* _Task statement_
Here are records with pictures in them. Copy all of them exactly and leave the pictures out.

########

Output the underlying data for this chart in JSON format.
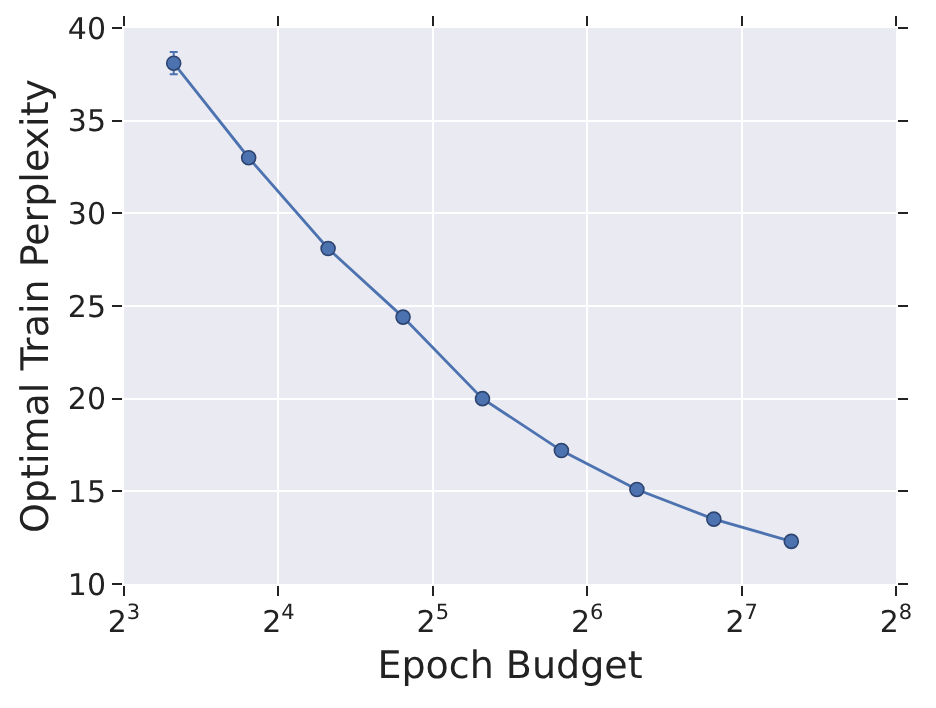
{
  "chart_data": {
    "type": "line",
    "xlabel": "Epoch Budget",
    "ylabel": "Optimal Train Perplexity",
    "x": [
      10,
      14,
      20,
      28,
      40,
      57,
      80,
      113,
      160
    ],
    "series": [
      {
        "color": "#4c72b0",
        "values": [
          38.1,
          33.0,
          28.1,
          24.4,
          20.0,
          17.2,
          15.1,
          13.5,
          12.3
        ],
        "errors": [
          0.6,
          null,
          null,
          null,
          null,
          null,
          null,
          null,
          null
        ]
      }
    ],
    "log": "x",
    "xlim": [
      8,
      256
    ],
    "xticks": [
      {
        "value": 8,
        "label": "2$^{3}$"
      },
      {
        "value": 16,
        "label": "2$^{4}$"
      },
      {
        "value": 32,
        "label": "2$^{5}$"
      },
      {
        "value": 64,
        "label": "2$^{6}$"
      },
      {
        "value": 128,
        "label": "2$^{7}$"
      },
      {
        "value": 256,
        "label": "2$^{8}$"
      }
    ],
    "ylim": [
      10,
      40
    ],
    "yticks": [
      10,
      15,
      20,
      25,
      30,
      35,
      40
    ],
    "grid": true,
    "marker": "circle",
    "line_style": "solid"
  }
}
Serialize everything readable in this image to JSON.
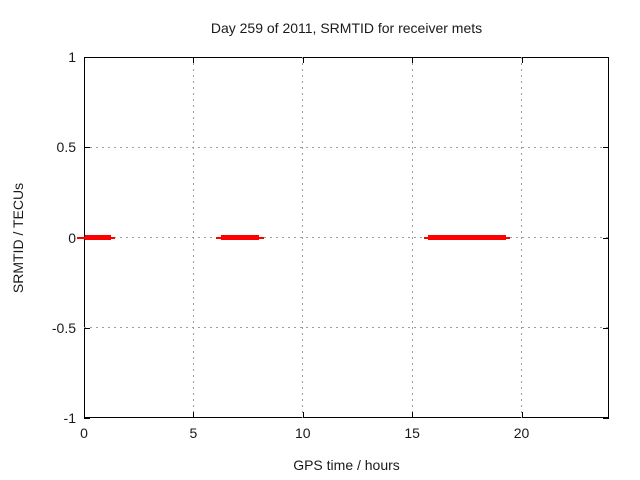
{
  "chart_data": {
    "type": "line",
    "title": "Day 259 of 2011, SRMTID for receiver mets",
    "xlabel": "GPS time / hours",
    "ylabel": "SRMTID / TECUs",
    "xlim": [
      0,
      24
    ],
    "ylim": [
      -1,
      1
    ],
    "grid": true,
    "legend": "none",
    "xticks": [
      {
        "v": 0,
        "label": "0"
      },
      {
        "v": 5,
        "label": "5"
      },
      {
        "v": 10,
        "label": "10"
      },
      {
        "v": 15,
        "label": "15"
      },
      {
        "v": 20,
        "label": "20"
      }
    ],
    "yticks": [
      {
        "v": 1,
        "label": "1"
      },
      {
        "v": 0.5,
        "label": "0.5"
      },
      {
        "v": 0,
        "label": "0"
      },
      {
        "v": -0.5,
        "label": "-0.5"
      },
      {
        "v": -1,
        "label": "-1"
      }
    ],
    "series": [
      {
        "name": "SRMTID",
        "color": "#ff0000",
        "style": "thick-horizontal-segments-at-constant-y",
        "y": 0,
        "segments": [
          {
            "x": [
              0.05,
              1.23
            ],
            "cap": [
              -0.3,
              1.42
            ]
          },
          {
            "x": [
              6.26,
              8.0
            ],
            "cap": [
              6.03,
              8.23
            ]
          },
          {
            "x": [
              15.74,
              19.29
            ],
            "cap": [
              15.54,
              19.47
            ]
          }
        ]
      }
    ],
    "colors": {
      "background": "#ffffff",
      "axis": "#000000",
      "grid": "#9e9e9e",
      "text": "#1a1a1a",
      "series_red": "#ff0000"
    }
  }
}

########

* _The result_
Output the underlying data for this chart in JSON format.
{
  "chart_data": {
    "type": "line",
    "xlabel": "Epoch Budget",
    "ylabel": "Optimal Train Perplexity",
    "x": [
      10,
      14,
      20,
      28,
      40,
      57,
      80,
      113,
      160
    ],
    "series": [
      {
        "color": "#4c72b0",
        "values": [
          38.1,
          33.0,
          28.1,
          24.4,
          20.0,
          17.2,
          15.1,
          13.5,
          12.3
        ],
        "errors": [
          0.6,
          null,
          null,
          null,
          null,
          null,
          null,
          null,
          null
        ]
      }
    ],
    "log": "x",
    "xlim": [
      8,
      256
    ],
    "xticks": [
      {
        "value": 8,
        "label": "2$^{3}$"
      },
      {
        "value": 16,
        "label": "2$^{4}$"
      },
      {
        "value": 32,
        "label": "2$^{5}$"
      },
      {
        "value": 64,
        "label": "2$^{6}$"
      },
      {
        "value": 128,
        "label": "2$^{7}$"
      },
      {
        "value": 256,
        "label": "2$^{8}$"
      }
    ],
    "ylim": [
      10,
      40
    ],
    "yticks": [
      10,
      15,
      20,
      25,
      30,
      35,
      40
    ],
    "grid": true,
    "marker": "circle",
    "line_style": "solid"
  }
}
Serialize everything readable in this image to JSON.
{
  "chart_data": {
    "type": "line",
    "title": "Day 259 of 2011, SRMTID for receiver mets",
    "xlabel": "GPS time / hours",
    "ylabel": "SRMTID / TECUs",
    "xlim": [
      0,
      24
    ],
    "ylim": [
      -1,
      1
    ],
    "grid": true,
    "legend": "none",
    "xticks": [
      {
        "v": 0,
        "label": "0"
      },
      {
        "v": 5,
        "label": "5"
      },
      {
        "v": 10,
        "label": "10"
      },
      {
        "v": 15,
        "label": "15"
      },
      {
        "v": 20,
        "label": "20"
      }
    ],
    "yticks": [
      {
        "v": 1,
        "label": "1"
      },
      {
        "v": 0.5,
        "label": "0.5"
      },
      {
        "v": 0,
        "label": "0"
      },
      {
        "v": -0.5,
        "label": "-0.5"
      },
      {
        "v": -1,
        "label": "-1"
      }
    ],
    "series": [
      {
        "name": "SRMTID",
        "color": "#ff0000",
        "style": "thick-horizontal-segments-at-constant-y",
        "y": 0,
        "segments": [
          {
            "x": [
              0.05,
              1.23
            ],
            "cap": [
              -0.3,
              1.42
            ]
          },
          {
            "x": [
              6.26,
              8.0
            ],
            "cap": [
              6.03,
              8.23
            ]
          },
          {
            "x": [
              15.74,
              19.29
            ],
            "cap": [
              15.54,
              19.47
            ]
          }
        ]
      }
    ],
    "colors": {
      "background": "#ffffff",
      "axis": "#000000",
      "grid": "#9e9e9e",
      "text": "#1a1a1a",
      "series_red": "#ff0000"
    }
  }
}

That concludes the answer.